- **The exercise**
What is the number of lines containing the word "values"? Please answer with that number and nothing more.

- **Data listing**
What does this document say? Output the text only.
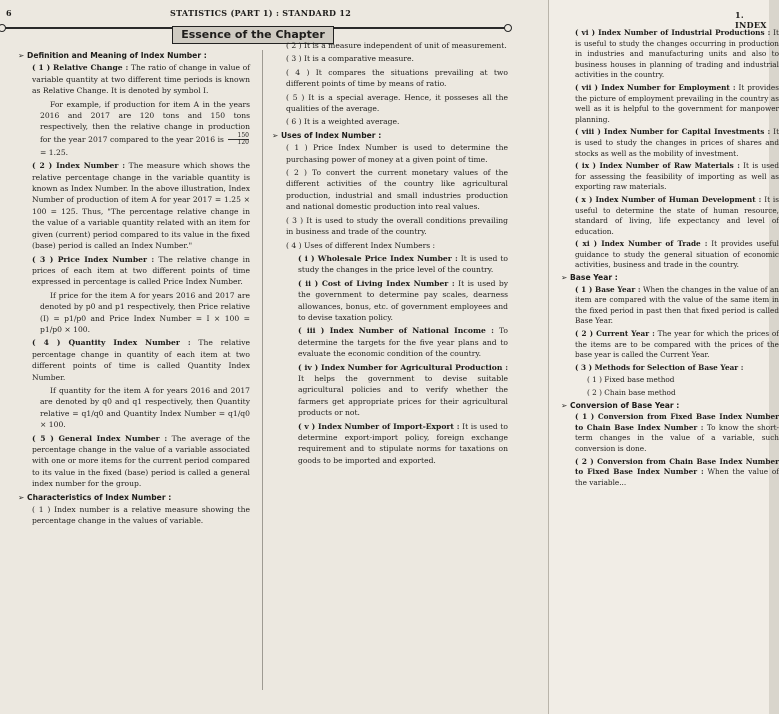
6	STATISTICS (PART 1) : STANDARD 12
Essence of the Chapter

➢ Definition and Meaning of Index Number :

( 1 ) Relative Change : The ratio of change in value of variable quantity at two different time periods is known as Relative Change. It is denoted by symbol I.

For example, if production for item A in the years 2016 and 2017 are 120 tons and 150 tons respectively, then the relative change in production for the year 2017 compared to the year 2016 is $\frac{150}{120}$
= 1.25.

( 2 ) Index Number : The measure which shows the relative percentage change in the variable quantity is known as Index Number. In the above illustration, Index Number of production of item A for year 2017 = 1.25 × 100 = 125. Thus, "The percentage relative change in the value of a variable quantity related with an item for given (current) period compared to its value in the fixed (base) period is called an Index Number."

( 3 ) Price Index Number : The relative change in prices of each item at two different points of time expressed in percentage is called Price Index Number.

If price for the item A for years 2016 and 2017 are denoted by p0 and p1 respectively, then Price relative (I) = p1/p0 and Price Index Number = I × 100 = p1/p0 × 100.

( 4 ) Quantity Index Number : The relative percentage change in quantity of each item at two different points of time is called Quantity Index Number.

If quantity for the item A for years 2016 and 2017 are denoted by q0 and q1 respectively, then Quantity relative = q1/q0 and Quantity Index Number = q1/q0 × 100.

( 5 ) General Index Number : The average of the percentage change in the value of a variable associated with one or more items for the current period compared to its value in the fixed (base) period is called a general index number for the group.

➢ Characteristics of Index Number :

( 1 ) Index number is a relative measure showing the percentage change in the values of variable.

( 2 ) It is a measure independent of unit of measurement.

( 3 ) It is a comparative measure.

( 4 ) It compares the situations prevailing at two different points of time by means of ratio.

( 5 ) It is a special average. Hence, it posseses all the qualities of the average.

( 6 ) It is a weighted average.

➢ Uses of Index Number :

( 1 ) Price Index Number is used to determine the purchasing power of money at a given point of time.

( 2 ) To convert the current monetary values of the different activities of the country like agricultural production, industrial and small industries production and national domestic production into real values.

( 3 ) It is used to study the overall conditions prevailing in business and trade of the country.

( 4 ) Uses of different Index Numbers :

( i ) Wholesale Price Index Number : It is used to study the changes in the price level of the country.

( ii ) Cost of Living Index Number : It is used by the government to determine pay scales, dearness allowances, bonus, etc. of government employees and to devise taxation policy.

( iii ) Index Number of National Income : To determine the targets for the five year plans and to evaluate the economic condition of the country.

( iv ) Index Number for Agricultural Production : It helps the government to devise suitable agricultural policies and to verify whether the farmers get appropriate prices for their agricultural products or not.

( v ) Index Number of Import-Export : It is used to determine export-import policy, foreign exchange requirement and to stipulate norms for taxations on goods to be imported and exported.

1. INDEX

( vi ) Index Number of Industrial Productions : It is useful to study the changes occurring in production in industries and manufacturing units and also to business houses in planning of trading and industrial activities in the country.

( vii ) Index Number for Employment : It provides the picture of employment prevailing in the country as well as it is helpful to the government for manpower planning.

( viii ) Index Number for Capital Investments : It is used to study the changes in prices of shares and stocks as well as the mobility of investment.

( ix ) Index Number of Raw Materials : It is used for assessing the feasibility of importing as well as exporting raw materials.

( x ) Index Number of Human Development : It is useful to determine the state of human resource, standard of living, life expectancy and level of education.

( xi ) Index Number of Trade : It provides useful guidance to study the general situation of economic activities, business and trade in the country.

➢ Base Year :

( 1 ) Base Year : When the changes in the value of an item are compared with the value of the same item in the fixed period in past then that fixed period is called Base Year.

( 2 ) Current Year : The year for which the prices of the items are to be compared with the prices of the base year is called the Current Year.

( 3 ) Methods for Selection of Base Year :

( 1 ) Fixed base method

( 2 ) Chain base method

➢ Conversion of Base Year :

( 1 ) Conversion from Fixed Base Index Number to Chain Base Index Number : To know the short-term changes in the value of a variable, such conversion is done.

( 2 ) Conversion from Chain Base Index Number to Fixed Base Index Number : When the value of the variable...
---
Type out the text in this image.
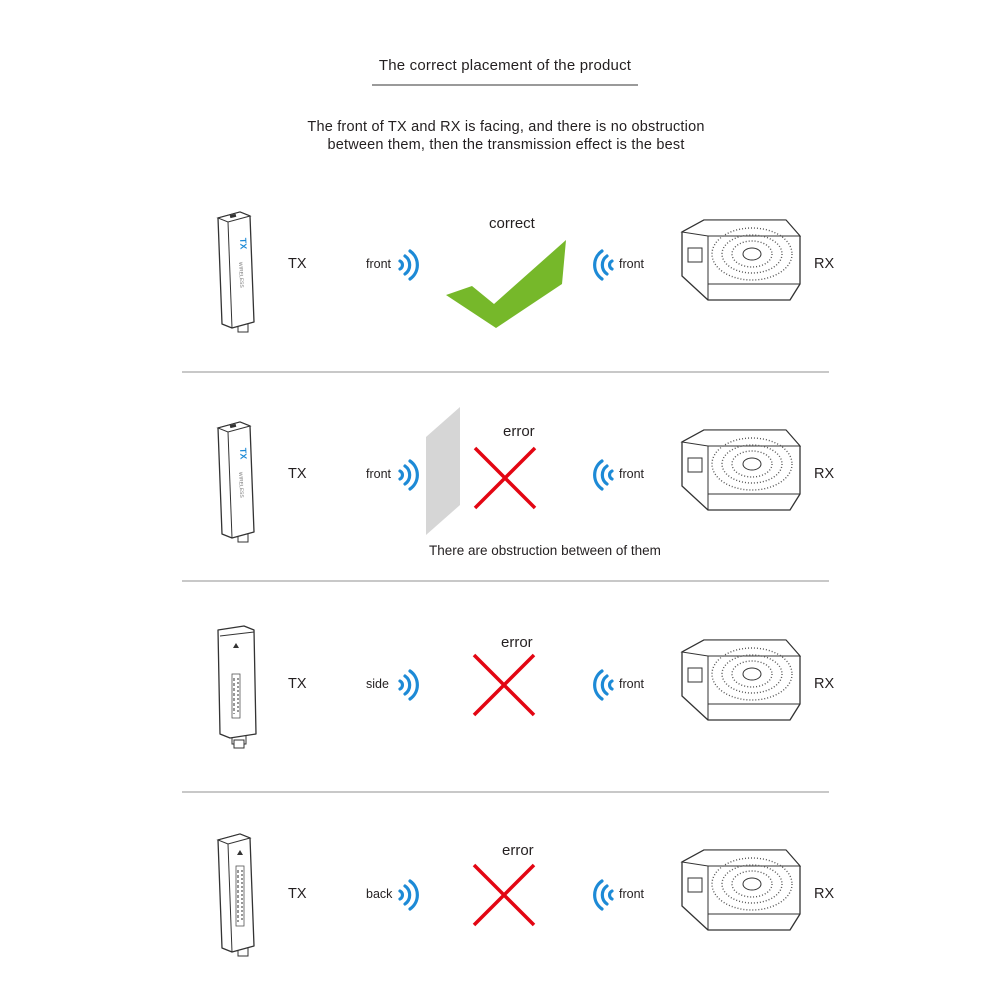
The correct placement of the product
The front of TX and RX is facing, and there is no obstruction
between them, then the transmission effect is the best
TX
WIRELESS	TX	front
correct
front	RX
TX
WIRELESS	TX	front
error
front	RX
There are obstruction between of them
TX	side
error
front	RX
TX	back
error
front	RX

- **Expected output**
2